Of the lines listed below, how many contain the string "JSON"? Answer with the number alone.

Stored data entries:
====================

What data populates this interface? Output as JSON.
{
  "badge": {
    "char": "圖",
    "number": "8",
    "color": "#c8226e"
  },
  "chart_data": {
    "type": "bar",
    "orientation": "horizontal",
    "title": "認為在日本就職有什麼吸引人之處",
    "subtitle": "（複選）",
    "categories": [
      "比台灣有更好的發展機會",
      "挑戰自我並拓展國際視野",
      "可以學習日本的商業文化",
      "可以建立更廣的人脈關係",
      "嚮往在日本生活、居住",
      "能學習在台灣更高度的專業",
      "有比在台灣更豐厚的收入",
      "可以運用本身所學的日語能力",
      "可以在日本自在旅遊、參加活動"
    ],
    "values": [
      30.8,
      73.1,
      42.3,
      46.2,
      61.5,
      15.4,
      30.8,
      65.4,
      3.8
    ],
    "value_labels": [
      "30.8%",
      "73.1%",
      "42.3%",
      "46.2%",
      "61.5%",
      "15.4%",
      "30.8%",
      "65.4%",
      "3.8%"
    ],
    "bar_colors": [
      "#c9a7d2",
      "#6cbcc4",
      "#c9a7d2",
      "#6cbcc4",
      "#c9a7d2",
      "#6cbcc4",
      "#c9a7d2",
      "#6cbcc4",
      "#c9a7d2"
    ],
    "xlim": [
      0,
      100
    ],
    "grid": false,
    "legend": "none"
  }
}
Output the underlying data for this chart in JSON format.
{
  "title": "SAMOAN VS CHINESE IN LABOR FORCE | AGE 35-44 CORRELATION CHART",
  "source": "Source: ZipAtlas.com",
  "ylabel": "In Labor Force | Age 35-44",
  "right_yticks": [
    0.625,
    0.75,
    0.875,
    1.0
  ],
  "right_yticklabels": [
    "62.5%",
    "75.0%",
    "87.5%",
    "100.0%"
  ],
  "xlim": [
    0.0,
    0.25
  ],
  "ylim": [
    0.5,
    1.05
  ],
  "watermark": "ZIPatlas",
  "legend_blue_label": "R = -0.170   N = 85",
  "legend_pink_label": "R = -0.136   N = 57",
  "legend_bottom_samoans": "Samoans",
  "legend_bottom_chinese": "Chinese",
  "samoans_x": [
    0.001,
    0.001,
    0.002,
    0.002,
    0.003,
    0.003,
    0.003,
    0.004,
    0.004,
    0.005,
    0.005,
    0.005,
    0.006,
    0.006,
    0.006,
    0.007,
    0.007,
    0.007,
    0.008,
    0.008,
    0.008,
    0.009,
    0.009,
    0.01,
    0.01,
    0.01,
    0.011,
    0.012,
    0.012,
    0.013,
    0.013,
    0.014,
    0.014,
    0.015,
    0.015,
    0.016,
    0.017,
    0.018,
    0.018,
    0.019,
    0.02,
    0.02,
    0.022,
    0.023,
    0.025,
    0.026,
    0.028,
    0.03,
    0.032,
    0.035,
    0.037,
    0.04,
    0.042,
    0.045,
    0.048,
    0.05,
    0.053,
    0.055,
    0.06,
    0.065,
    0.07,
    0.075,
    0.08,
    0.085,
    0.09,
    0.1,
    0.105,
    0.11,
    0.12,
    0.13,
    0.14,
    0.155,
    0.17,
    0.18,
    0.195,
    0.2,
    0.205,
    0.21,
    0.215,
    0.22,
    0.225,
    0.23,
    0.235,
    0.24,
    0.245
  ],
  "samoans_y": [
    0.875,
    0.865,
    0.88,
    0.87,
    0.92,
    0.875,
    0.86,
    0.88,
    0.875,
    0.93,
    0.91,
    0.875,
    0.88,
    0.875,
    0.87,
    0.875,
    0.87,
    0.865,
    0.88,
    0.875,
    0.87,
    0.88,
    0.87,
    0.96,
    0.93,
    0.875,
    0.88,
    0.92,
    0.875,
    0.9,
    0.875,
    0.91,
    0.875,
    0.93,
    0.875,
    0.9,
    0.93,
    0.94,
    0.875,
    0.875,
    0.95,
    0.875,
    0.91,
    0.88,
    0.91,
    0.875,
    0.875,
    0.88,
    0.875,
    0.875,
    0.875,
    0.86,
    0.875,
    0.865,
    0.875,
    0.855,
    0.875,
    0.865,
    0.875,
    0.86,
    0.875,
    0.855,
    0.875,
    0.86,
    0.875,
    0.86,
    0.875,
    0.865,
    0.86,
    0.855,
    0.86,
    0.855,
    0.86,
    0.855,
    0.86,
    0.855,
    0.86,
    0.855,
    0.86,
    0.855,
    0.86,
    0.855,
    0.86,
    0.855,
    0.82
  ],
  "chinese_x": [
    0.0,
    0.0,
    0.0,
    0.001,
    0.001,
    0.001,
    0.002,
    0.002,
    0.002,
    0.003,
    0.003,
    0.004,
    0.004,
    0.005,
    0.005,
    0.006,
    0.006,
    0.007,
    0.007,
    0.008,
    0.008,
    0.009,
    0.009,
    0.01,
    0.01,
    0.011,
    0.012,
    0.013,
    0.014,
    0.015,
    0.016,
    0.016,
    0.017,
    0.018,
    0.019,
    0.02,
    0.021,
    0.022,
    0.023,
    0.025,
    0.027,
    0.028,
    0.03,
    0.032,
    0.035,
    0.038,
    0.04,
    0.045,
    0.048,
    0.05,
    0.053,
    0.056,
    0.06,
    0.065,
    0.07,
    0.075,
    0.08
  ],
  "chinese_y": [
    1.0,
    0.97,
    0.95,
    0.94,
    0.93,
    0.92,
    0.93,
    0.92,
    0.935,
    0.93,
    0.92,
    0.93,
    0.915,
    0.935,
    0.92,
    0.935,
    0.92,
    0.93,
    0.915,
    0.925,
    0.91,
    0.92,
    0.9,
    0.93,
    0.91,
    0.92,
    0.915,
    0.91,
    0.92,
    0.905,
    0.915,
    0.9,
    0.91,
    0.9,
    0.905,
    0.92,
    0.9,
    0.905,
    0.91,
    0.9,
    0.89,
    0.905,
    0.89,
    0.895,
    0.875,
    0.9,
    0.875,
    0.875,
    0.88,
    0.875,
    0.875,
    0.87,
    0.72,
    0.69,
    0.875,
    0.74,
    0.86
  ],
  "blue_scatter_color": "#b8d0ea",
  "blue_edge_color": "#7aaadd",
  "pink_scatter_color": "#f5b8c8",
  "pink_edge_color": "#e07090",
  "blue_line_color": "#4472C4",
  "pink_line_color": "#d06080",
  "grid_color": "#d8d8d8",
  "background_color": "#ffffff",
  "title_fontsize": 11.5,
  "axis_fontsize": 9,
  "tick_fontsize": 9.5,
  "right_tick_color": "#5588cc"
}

====================

§ Exercise solution:
2